→ Given task
Wherever the word "members" appears in a line, copy that line.

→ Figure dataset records
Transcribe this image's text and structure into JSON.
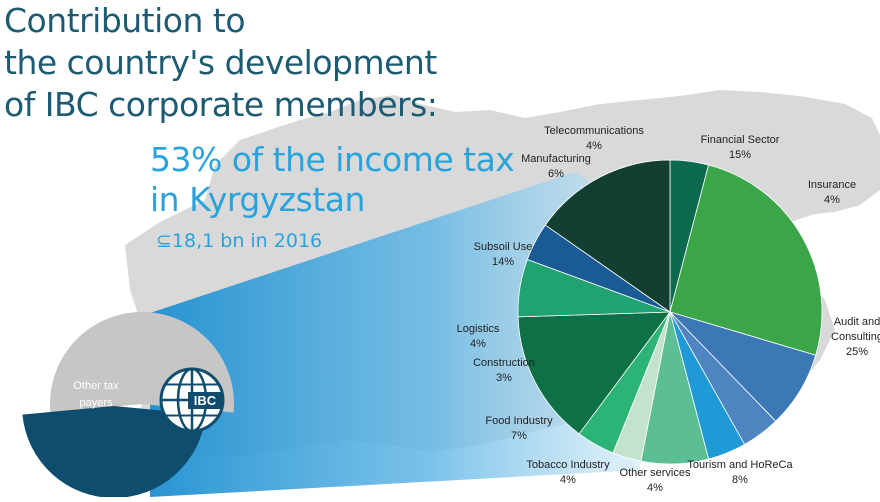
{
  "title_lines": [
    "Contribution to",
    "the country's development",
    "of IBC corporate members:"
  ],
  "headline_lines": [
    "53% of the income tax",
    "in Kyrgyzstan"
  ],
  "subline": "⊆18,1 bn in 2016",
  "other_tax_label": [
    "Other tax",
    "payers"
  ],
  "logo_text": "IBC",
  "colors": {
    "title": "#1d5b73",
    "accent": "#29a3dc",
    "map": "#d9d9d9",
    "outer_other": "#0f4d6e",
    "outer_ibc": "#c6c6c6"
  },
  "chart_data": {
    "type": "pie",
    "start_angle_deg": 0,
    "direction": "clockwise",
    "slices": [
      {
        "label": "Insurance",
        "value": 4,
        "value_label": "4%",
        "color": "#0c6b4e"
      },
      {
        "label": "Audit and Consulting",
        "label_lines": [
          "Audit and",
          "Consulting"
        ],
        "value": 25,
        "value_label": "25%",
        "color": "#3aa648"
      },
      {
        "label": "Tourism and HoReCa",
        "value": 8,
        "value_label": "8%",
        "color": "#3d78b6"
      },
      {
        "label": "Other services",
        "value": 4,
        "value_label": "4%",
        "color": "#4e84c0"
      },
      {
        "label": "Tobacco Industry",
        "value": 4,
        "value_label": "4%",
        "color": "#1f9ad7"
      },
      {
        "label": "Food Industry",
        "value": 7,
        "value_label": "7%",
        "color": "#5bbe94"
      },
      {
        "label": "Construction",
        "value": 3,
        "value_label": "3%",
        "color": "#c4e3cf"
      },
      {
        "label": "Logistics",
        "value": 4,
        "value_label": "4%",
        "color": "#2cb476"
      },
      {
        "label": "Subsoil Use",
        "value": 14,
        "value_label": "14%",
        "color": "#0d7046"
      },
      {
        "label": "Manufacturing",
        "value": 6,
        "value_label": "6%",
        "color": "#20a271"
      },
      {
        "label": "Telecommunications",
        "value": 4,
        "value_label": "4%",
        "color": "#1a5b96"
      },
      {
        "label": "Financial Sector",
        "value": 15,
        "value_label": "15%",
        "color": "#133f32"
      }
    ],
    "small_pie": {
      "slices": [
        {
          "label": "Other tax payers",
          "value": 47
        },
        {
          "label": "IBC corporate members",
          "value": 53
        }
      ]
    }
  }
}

→ Reply to the task
    "of IBC corporate members:"
          "label": "IBC corporate members",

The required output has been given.